Set down the full listing exactly, character for character.

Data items
------
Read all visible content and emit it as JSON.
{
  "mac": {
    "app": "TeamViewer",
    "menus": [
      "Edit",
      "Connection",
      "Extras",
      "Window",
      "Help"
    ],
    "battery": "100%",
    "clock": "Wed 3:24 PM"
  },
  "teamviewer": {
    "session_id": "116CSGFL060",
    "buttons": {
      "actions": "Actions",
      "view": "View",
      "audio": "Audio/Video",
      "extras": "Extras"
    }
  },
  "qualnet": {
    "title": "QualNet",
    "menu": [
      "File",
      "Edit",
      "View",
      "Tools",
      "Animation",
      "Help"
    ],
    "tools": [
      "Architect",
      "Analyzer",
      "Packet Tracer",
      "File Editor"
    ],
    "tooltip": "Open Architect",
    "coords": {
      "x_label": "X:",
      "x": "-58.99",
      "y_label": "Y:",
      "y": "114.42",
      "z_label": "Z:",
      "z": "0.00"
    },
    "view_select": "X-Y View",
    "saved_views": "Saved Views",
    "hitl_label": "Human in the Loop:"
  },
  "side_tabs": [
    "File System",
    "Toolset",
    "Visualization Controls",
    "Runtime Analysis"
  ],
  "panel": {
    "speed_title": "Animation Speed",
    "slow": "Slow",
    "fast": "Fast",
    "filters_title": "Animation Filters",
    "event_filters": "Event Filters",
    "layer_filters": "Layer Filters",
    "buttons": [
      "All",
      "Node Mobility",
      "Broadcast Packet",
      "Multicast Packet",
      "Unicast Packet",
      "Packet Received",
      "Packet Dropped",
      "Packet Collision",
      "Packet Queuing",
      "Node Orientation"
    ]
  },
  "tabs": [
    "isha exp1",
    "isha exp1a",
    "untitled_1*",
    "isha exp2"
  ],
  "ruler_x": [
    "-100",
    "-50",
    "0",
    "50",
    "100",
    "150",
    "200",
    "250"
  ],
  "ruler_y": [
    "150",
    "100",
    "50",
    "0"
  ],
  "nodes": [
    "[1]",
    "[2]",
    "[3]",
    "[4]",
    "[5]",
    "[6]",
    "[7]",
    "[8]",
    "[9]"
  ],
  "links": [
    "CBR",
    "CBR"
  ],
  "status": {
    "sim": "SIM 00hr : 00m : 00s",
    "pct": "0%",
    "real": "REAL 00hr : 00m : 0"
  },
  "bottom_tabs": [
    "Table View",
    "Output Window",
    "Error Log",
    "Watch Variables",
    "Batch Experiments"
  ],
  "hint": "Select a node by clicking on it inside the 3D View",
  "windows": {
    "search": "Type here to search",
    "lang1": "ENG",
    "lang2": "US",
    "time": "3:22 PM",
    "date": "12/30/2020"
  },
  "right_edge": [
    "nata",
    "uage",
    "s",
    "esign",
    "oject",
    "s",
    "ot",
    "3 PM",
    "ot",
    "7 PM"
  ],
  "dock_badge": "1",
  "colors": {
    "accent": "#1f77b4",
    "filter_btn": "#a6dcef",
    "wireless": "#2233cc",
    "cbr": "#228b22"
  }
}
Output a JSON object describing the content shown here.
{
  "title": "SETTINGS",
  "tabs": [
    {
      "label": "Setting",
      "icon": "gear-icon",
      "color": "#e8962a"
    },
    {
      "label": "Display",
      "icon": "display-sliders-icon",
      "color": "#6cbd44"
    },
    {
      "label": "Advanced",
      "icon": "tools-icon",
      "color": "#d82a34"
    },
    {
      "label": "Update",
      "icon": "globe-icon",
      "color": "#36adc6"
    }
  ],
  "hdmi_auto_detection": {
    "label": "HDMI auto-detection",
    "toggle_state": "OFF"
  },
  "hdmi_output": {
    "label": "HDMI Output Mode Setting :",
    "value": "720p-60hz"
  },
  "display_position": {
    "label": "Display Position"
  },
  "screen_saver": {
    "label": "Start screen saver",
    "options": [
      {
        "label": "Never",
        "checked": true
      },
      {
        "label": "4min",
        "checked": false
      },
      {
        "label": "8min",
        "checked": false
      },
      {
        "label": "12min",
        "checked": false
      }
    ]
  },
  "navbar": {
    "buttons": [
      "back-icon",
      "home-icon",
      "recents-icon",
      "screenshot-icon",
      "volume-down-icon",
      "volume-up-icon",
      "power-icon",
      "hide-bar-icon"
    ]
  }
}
------
■ **WRITTEN ANSWER**:
Read all visible content and emit it as JSON.
{
  "mac": {
    "app": "TeamViewer",
    "menus": [
      "Edit",
      "Connection",
      "Extras",
      "Window",
      "Help"
    ],
    "battery": "100%",
    "clock": "Wed 3:24 PM"
  },
  "teamviewer": {
    "session_id": "116CSGFL060",
    "buttons": {
      "actions": "Actions",
      "view": "View",
      "audio": "Audio/Video",
      "extras": "Extras"
    }
  },
  "qualnet": {
    "title": "QualNet",
    "menu": [
      "File",
      "Edit",
      "View",
      "Tools",
      "Animation",
      "Help"
    ],
    "tools": [
      "Architect",
      "Analyzer",
      "Packet Tracer",
      "File Editor"
    ],
    "tooltip": "Open Architect",
    "coords": {
      "x_label": "X:",
      "x": "-58.99",
      "y_label": "Y:",
      "y": "114.42",
      "z_label": "Z:",
      "z": "0.00"
    },
    "view_select": "X-Y View",
    "saved_views": "Saved Views",
    "hitl_label": "Human in the Loop:"
  },
  "side_tabs": [
    "File System",
    "Toolset",
    "Visualization Controls",
    "Runtime Analysis"
  ],
  "panel": {
    "speed_title": "Animation Speed",
    "slow": "Slow",
    "fast": "Fast",
    "filters_title": "Animation Filters",
    "event_filters": "Event Filters",
    "layer_filters": "Layer Filters",
    "buttons": [
      "All",
      "Node Mobility",
      "Broadcast Packet",
      "Multicast Packet",
      "Unicast Packet",
      "Packet Received",
      "Packet Dropped",
      "Packet Collision",
      "Packet Queuing",
      "Node Orientation"
    ]
  },
  "tabs": [
    "isha exp1",
    "isha exp1a",
    "untitled_1*",
    "isha exp2"
  ],
  "ruler_x": [
    "-100",
    "-50",
    "0",
    "50",
    "100",
    "150",
    "200",
    "250"
  ],
  "ruler_y": [
    "150",
    "100",
    "50",
    "0"
  ],
  "nodes": [
    "[1]",
    "[2]",
    "[3]",
    "[4]",
    "[5]",
    "[6]",
    "[7]",
    "[8]",
    "[9]"
  ],
  "links": [
    "CBR",
    "CBR"
  ],
  "status": {
    "sim": "SIM 00hr : 00m : 00s",
    "pct": "0%",
    "real": "REAL 00hr : 00m : 0"
  },
  "bottom_tabs": [
    "Table View",
    "Output Window",
    "Error Log",
    "Watch Variables",
    "Batch Experiments"
  ],
  "hint": "Select a node by clicking on it inside the 3D View",
  "windows": {
    "search": "Type here to search",
    "lang1": "ENG",
    "lang2": "US",
    "time": "3:22 PM",
    "date": "12/30/2020"
  },
  "right_edge": [
    "nata",
    "uage",
    "s",
    "esign",
    "oject",
    "s",
    "ot",
    "3 PM",
    "ot",
    "7 PM"
  ],
  "dock_badge": "1",
  "colors": {
    "accent": "#1f77b4",
    "filter_btn": "#a6dcef",
    "wireless": "#2233cc",
    "cbr": "#228b22"
  }
}
Output a JSON object describing the content shown here.
{
  "title": "SETTINGS",
  "tabs": [
    {
      "label": "Setting",
      "icon": "gear-icon",
      "color": "#e8962a"
    },
    {
      "label": "Display",
      "icon": "display-sliders-icon",
      "color": "#6cbd44"
    },
    {
      "label": "Advanced",
      "icon": "tools-icon",
      "color": "#d82a34"
    },
    {
      "label": "Update",
      "icon": "globe-icon",
      "color": "#36adc6"
    }
  ],
  "hdmi_auto_detection": {
    "label": "HDMI auto-detection",
    "toggle_state": "OFF"
  },
  "hdmi_output": {
    "label": "HDMI Output Mode Setting :",
    "value": "720p-60hz"
  },
  "display_position": {
    "label": "Display Position"
  },
  "screen_saver": {
    "label": "Start screen saver",
    "options": [
      {
        "label": "Never",
        "checked": true
      },
      {
        "label": "4min",
        "checked": false
      },
      {
        "label": "8min",
        "checked": false
      },
      {
        "label": "12min",
        "checked": false
      }
    ]
  },
  "navbar": {
    "buttons": [
      "back-icon",
      "home-icon",
      "recents-icon",
      "screenshot-icon",
      "volume-down-icon",
      "volume-up-icon",
      "power-icon",
      "hide-bar-icon"
    ]
  }
}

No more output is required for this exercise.